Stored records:
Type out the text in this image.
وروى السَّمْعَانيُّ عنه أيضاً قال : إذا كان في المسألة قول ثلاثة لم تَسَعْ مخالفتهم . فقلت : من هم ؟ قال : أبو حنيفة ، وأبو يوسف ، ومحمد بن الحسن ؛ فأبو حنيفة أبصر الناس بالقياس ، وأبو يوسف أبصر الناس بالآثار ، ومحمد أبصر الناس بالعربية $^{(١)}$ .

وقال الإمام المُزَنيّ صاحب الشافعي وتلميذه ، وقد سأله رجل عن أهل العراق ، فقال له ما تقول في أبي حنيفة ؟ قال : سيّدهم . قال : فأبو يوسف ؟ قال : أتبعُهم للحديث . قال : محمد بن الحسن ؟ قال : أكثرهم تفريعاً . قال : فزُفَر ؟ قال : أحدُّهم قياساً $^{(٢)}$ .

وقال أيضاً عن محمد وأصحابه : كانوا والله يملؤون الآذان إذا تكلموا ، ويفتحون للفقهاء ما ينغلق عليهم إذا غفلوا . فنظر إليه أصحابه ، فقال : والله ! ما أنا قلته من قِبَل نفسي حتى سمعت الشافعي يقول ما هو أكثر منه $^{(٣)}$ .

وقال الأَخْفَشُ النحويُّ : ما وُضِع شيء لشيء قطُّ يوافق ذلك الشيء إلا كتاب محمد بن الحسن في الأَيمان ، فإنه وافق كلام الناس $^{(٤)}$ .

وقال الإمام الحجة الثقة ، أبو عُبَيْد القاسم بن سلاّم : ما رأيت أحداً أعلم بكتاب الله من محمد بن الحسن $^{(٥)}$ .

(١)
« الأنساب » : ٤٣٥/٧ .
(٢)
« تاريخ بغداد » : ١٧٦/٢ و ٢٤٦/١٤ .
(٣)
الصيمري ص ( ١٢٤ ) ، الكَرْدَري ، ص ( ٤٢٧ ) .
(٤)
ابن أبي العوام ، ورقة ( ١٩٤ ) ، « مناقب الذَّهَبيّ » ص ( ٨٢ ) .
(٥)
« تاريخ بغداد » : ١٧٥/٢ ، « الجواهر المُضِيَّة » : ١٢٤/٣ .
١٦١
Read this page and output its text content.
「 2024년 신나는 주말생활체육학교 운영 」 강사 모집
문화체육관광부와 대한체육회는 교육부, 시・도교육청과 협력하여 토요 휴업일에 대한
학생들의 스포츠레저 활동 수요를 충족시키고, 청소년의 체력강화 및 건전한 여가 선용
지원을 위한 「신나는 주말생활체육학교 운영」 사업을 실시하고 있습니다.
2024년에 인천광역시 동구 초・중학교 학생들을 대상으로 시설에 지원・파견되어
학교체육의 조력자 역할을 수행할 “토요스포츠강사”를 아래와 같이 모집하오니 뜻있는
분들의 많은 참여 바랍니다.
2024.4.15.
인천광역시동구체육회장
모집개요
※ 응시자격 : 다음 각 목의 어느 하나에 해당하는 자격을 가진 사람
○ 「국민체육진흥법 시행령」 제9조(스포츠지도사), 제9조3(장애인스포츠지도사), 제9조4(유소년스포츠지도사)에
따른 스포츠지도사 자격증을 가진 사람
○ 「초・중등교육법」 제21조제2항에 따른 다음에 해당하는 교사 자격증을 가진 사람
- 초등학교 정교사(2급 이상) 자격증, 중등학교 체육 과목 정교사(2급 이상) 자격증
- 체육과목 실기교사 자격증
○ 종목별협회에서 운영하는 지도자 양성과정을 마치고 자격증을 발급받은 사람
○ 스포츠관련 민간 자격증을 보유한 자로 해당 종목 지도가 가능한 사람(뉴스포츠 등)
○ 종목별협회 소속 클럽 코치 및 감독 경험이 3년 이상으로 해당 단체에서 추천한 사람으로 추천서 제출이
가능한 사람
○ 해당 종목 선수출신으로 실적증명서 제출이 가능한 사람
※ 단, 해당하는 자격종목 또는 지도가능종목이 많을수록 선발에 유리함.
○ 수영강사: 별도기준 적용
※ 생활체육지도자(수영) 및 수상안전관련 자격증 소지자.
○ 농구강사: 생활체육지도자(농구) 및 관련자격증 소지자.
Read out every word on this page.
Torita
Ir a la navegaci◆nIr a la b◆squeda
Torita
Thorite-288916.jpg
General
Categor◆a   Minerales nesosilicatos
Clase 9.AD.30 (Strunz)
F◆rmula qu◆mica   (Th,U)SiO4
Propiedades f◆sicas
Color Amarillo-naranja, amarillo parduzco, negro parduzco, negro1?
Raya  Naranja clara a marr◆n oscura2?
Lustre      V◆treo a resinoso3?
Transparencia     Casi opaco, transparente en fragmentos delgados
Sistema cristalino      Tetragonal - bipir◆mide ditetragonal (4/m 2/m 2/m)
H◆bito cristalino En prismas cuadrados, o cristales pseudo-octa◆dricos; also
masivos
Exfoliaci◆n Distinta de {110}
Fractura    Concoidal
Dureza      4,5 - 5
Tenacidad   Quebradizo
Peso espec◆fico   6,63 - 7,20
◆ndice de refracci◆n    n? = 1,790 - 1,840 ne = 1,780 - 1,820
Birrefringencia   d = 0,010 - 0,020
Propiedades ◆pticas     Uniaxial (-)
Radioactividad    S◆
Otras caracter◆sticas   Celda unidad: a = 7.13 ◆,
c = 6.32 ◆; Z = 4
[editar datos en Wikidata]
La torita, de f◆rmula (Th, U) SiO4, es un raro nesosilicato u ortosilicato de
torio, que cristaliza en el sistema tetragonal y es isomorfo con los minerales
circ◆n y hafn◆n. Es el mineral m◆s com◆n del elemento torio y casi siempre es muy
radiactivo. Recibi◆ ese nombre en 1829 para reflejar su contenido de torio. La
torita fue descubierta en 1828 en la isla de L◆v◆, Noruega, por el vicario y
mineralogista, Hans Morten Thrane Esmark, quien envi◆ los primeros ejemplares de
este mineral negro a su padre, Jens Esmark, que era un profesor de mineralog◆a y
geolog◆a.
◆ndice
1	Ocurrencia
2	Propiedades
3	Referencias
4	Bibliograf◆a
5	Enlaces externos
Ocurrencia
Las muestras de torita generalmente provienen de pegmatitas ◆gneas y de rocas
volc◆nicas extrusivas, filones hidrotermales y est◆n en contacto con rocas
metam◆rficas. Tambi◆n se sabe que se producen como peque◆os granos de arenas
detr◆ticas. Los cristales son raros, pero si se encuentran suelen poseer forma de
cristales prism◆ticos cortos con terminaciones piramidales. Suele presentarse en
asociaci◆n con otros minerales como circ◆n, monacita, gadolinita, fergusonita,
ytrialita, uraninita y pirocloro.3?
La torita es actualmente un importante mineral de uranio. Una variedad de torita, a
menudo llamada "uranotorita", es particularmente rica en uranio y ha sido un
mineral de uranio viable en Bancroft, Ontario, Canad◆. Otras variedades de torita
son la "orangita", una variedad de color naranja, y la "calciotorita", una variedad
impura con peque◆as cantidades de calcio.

§ TO BE DONE
Copy every line of the listing that includes the string "page".

§ EXERCISE SOLUTION
Read this page and output its text content.
Read out every word on this page.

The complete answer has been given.